From the material below, list every line containing "azonosító".

Records for the task:
______
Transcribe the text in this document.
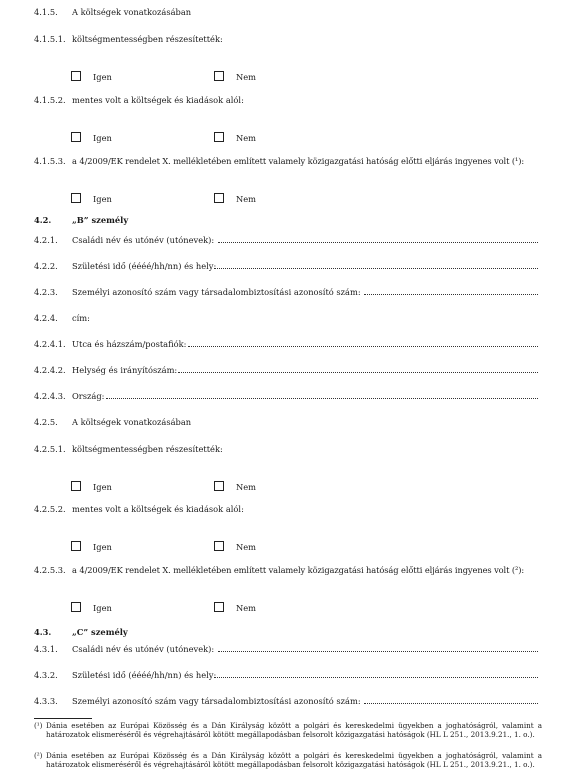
4.1.5. A költségek vonatkozásában
4.1.5.1. költségmentességben részesítették:
Igen	Nem
4.1.5.2. mentes volt a költségek és kiadások alól:
Igen	Nem
4.1.5.3. a 4/2009/EK rendelet X. mellékletében említett valamely közigazgatási hatóság előtti eljárás ingyenes volt (¹):
Igen	Nem
4.2. „B” személy
4.2.1. Családi név és utónév (utónevek):
4.2.2. Születési idő (éééé/hh/nn) és hely:
4.2.3. Személyi azonosító szám vagy társadalombiztosítási azonosító szám:
4.2.4. cím:
4.2.4.1. Utca és házszám/postafiók:
4.2.4.2. Helység és irányítószám:
4.2.4.3. Ország:
4.2.5. A költségek vonatkozásában
4.2.5.1. költségmentességben részesítették:
Igen	Nem
4.2.5.2. mentes volt a költségek és kiadások alól:
Igen	Nem
4.2.5.3. a 4/2009/EK rendelet X. mellékletében említett valamely közigazgatási hatóság előtti eljárás ingyenes volt (²):
Igen	Nem
4.3. „C” személy
4.3.1. Családi név és utónév (utónevek):
4.3.2. Születési idő (éééé/hh/nn) és hely:
4.3.3. Személyi azonosító szám vagy társadalombiztosítási azonosító szám:
(¹) Dánia esetében az Európai Közösség és a Dán Királyság között a polgári és kereskedelmi ügyekben a joghatóságról, valamint a határozatok elismeréséről és végrehajtásáról kötött megállapodásban felsorolt közigazgatási hatóságok (HL L 251., 2013.9.21., 1. o.).
(²) Dánia esetében az Európai Közösség és a Dán Királyság között a polgári és kereskedelmi ügyekben a joghatóságról, valamint a határozatok elismeréséről és végrehajtásáról kötött megállapodásban felsorolt közigazgatási hatóságok (HL L 251., 2013.9.21., 1. o.).
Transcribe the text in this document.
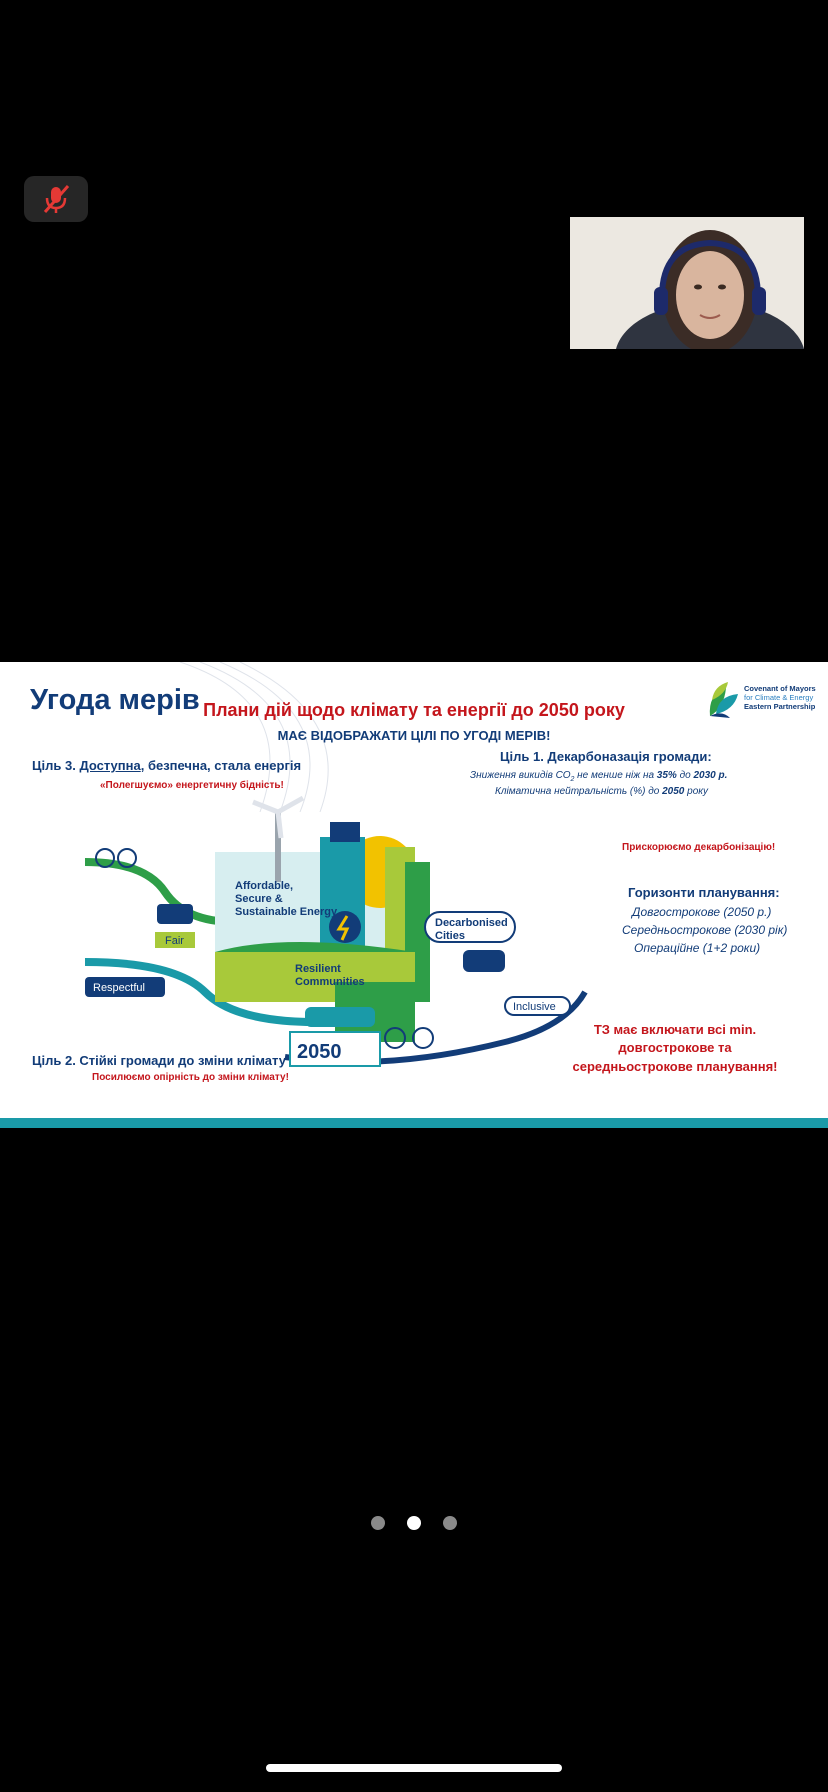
Угода мерів	Covenant of Mayors
for Climate & Energy
Eastern Partnership
Плани дій щодо клімату та енергії до 2050 року
МАЄ ВІДОБРАЖАТИ ЦІЛІ ПО УГОДІ МЕРІВ!
Ціль 3. Доступна, безпечна, стала енергія
«Полегшуємо» енергетичну бідність!
Ціль 1. Декарбоназація громади:
Зниження викидів $СО_2$ не менше ніж на 35% до 2030 р.
Кліматична нейтральність (%) до 2050 року
Прискорюємо декарбонізацію!
Горизонти планування:
Довгострокове (2050 р.)
Середньострокове (2030 рік)
Операційне (1+2 роки)
Ціль 2. Стійкі громади до зміни клімату
Посилюємо опірність до зміни клімату!
ТЗ має включати всі min.
довгострокове та
середньострокове планування!
Affordable,
Secure &
Sustainable Energy
Decarbonised
Cities
Resilient
Communities
Fair
Respectful
Inclusive
2050
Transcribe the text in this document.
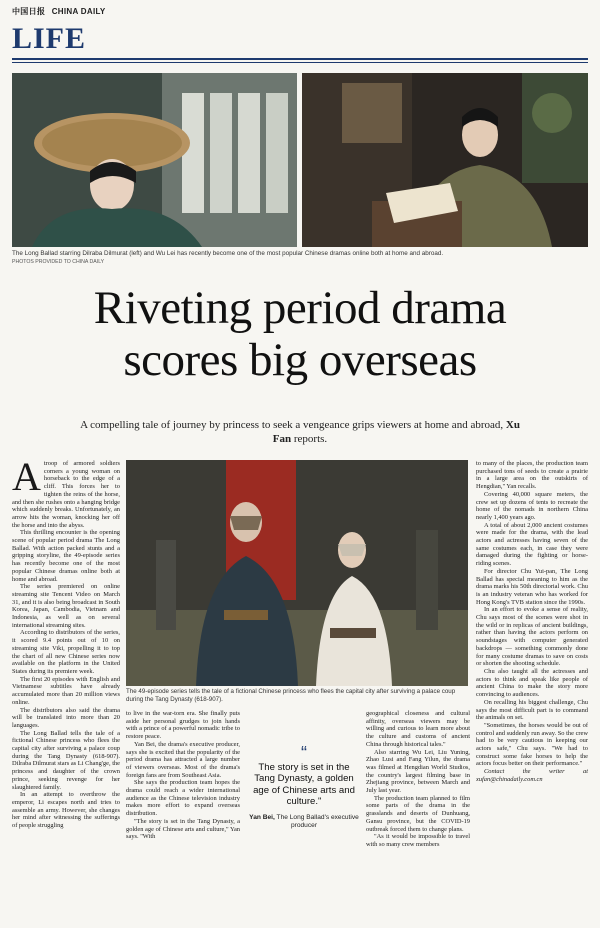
中国日报 CHINA DAILY
LIFE
The Long Ballad starring Dilraba Dilmurat (left) and Wu Lei has recently become one of the most popular Chinese dramas online both at home and abroad.
PHOTOS PROVIDED TO CHINA DAILY
Riveting period drama
scores big overseas
A compelling tale of journey by princess to seek a vengeance grips viewers at home and abroad, Xu Fan reports.
The 49-episode series tells the tale of a fictional Chinese princess who flees the capital city after surviving a palace coup during the Tang Dynasty (618-907).

Atroop of armored soldiers corners a young woman on horseback to the edge of a cliff. This forces her to tighten the reins of the horse, and then she rushes onto a hanging bridge which suddenly breaks. Unfortunately, an arrow hits the woman, knocking her off the horse and into the abyss.

This thrilling encounter is the opening scene of popular period drama The Long Ballad. With action packed stunts and a gripping storyline, the 49-episode series has recently become one of the most popular Chinese dramas online both at home and abroad.

The series premiered on online streaming site Tencent Video on March 31, and it is also being broadcast in South Korea, Japan, Cambodia, Vietnam and Indonesia, as well as on several international streaming sites.

According to distributors of the series, it scored 9.4 points out of 10 on streaming site Viki, propelling it to top the chart of all new Chinese series now available on the platform in the United States during its premiere week.

The first 20 episodes with English and Vietnamese subtitles have already accumulated more than 20 million views online.

The distributors also said the drama will be translated into more than 20 languages.

The Long Ballad tells the tale of a fictional Chinese princess who flees the capital city after surviving a palace coup during the Tang Dynasty (618-907). Dilraba Dilmurat stars as Li Chang'ge, the princess and daughter of the crown prince, seeking revenge for her slaughtered family.

In an attempt to overthrow the emperor, Li escapes north and tries to assemble an army. However, she changes her mind after witnessing the sufferings of people struggling

to live in the war-torn era. She finally puts aside her personal grudges to join hands with a prince of a powerful nomadic tribe to restore peace.

Yan Bei, the drama's executive producer, says she is excited that the popularity of the period drama has attracted a large number of viewers overseas. Most of the drama's foreign fans are from Southeast Asia.

She says the production team hopes the drama could reach a wider international audience as the Chinese television industry makes more effort to expand overseas distribution.

"The story is set in the Tang Dynasty, a golden age of Chinese arts and culture," Yan says. "With

“
The story is set in the Tang Dynasty, a golden age of Chinese arts and culture."
Yan Bei, The Long Ballad's executive producer

geographical closeness and cultural affinity, overseas viewers may be willing and curious to learn more about the culture and customs of ancient China through historical tales."

Also starring Wu Lei, Liu Yuning, Zhao Lusi and Fang Yilun, the drama was filmed at Hengdian World Studios, the country's largest filming base in Zhejiang province, between March and July last year.

The production team planned to film some parts of the drama in the grasslands and deserts of Dunhuang, Gansu province, but the COVID-19 outbreak forced them to change plans.

"As it would be impossible to travel with so many crew members

to many of the places, the production team purchased tons of seeds to create a prairie in a large area on the outskirts of Hengdian," Yan recalls.

Covering 40,000 square meters, the crew set up dozens of tents to recreate the home of the nomads in northern China nearly 1,400 years ago.

A total of about 2,000 ancient costumes were made for the drama, with the lead actors and actresses having seven of the same costumes each, in case they were damaged during the fighting or horse-riding scenes.

For director Chu Yui-pan, The Long Ballad has special meaning to him as the drama marks his 50th directorial work. Chu is an industry veteran who has worked for Hong Kong's TVB station since the 1990s.

In an effort to evoke a sense of reality, Chu says most of the scenes were shot in the wild or in replicas of ancient buildings, rather than having the actors perform on soundstages with computer generated backdrops — something commonly done for many costume dramas to save on costs or shorten the shooting schedule.

Chu also taught all the actresses and actors to think and speak like people of ancient China to make the story more convincing to audiences.

On recalling his biggest challenge, Chu says the most difficult part is to command the animals on set.

"Sometimes, the horses would be out of control and suddenly run away. So the crew had to be very cautious in keeping our actors safe," Chu says. "We had to construct some fake horses to help the actors focus better on their performance."

Contact the writer at xufan@chinadaily.com.cn
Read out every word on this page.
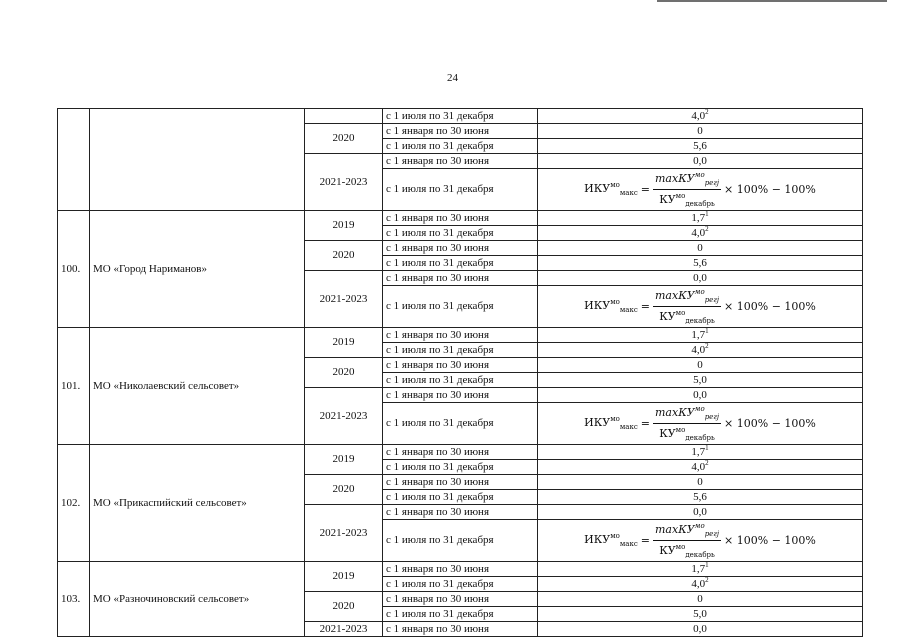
24
			с 1 июля по 31 декабря	$4,0^2$
		2020	с 1 января по 30 июня	0
			с 1 июля по 31 декабря	5,6
		2021-2023	с 1 января по 30 июня	0,0
			с 1 июля по 31 декабря	$ИКУ^{мо}_{макс} = \frac{\max КУ^{мо}_{регj}}{КУ^{мо}_{декабрь}} \times 100\% - 100\%$

100.	МО «Город Нариманов»	2019	с 1 января по 30 июня	$1,7^1$
			с 1 июля по 31 декабря	$4,0^2$
		2020	с 1 января по 30 июня	0
			с 1 июля по 31 декабря	5,6
		2021-2023	с 1 января по 30 июня	0,0
			с 1 июля по 31 декабря	$ИКУ^{мо}_{макс} = \frac{\max КУ^{мо}_{регj}}{КУ^{мо}_{декабрь}} \times 100\% - 100\%$

101.	МО «Николаевский сельсовет»	2019	с 1 января по 30 июня	$1,7^1$
			с 1 июля по 31 декабря	$4,0^2$
		2020	с 1 января по 30 июня	0
			с 1 июля по 31 декабря	5,0
		2021-2023	с 1 января по 30 июня	0,0
			с 1 июля по 31 декабря	$ИКУ^{мо}_{макс} = \frac{\max КУ^{мо}_{регj}}{КУ^{мо}_{декабрь}} \times 100\% - 100\%$

102.	МО «Прикаспийский сельсовет»	2019	с 1 января по 30 июня	$1,7^1$
			с 1 июля по 31 декабря	$4,0^2$
		2020	с 1 января по 30 июня	0
			с 1 июля по 31 декабря	5,6
		2021-2023	с 1 января по 30 июня	0,0
			с 1 июля по 31 декабря	$ИКУ^{мо}_{макс} = \frac{\max КУ^{мо}_{регj}}{КУ^{мо}_{декабрь}} \times 100\% - 100\%$

103.	МО «Разночиновский сельсовет»	2019	с 1 января по 30 июня	$1,7^1$
			с 1 июля по 31 декабря	$4,0^2$
		2020	с 1 января по 30 июня	0
			с 1 июля по 31 декабря	5,0
		2021-2023	с 1 января по 30 июня	0,0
______
Solution to this exercise:
4.2.3. Személyi azonosító szám vagy társadalombiztosítási azonosító szám:
4.3.3. Személyi azonosító szám vagy társadalombiztosítási azonosító szám:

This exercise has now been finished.